Pick every line with "name" from the material below.

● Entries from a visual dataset
=======

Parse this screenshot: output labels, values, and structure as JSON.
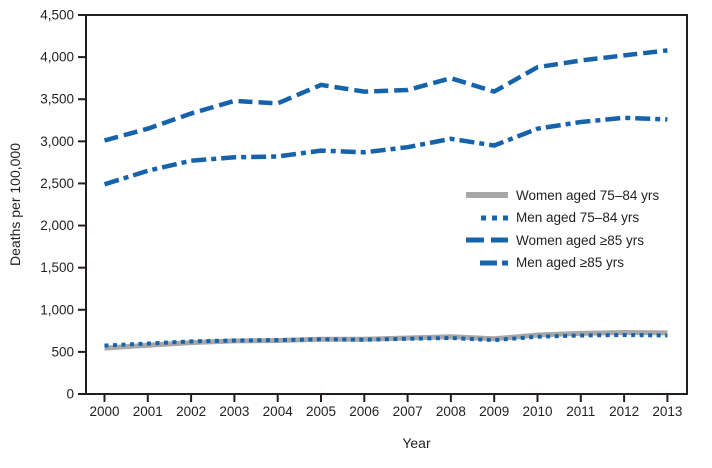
{
  "figure": {
    "title": "",
    "xlabel": "Year",
    "ylabel": "Deaths per 100,000"
  },
  "colors": {
    "line_blue": "#1663ac",
    "line_gray": "#a7a7a7",
    "axis": "#231f20",
    "text": "#231f20",
    "background": "#ffffff"
  },
  "chart_data": {
    "type": "line",
    "title": "",
    "xlabel": "Year",
    "ylabel": "Deaths per 100,000",
    "x": [
      2000,
      2001,
      2002,
      2003,
      2004,
      2005,
      2006,
      2007,
      2008,
      2009,
      2010,
      2011,
      2012,
      2013
    ],
    "ylim": [
      0,
      4500
    ],
    "ytick_step": 500,
    "grid": false,
    "legend_position": "inside-right",
    "series": [
      {
        "name": "Women aged 75–84 yrs",
        "values": [
          545,
          580,
          610,
          630,
          635,
          650,
          650,
          665,
          680,
          655,
          700,
          720,
          730,
          725
        ],
        "color": "#a7a7a7",
        "style": "solid"
      },
      {
        "name": "Men aged 75–84 yrs",
        "values": [
          575,
          600,
          625,
          635,
          640,
          650,
          645,
          655,
          665,
          640,
          680,
          695,
          700,
          695
        ],
        "color": "#1663ac",
        "style": "dotted"
      },
      {
        "name": "Women aged ≥85 yrs",
        "values": [
          3010,
          3150,
          3330,
          3480,
          3450,
          3670,
          3590,
          3610,
          3750,
          3590,
          3880,
          3960,
          4020,
          4080
        ],
        "color": "#1663ac",
        "style": "dashed"
      },
      {
        "name": "Men aged ≥85 yrs",
        "values": [
          2490,
          2650,
          2770,
          2810,
          2820,
          2890,
          2870,
          2930,
          3030,
          2950,
          3150,
          3230,
          3280,
          3260
        ],
        "color": "#1663ac",
        "style": "dashdot"
      }
    ]
  }
}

=======

● EXPECTED OUTPUT
        "name": "Women aged 75–84 yrs",
        "name": "Men aged 75–84 yrs",
        "name": "Women aged ≥85 yrs",
        "name": "Men aged ≥85 yrs",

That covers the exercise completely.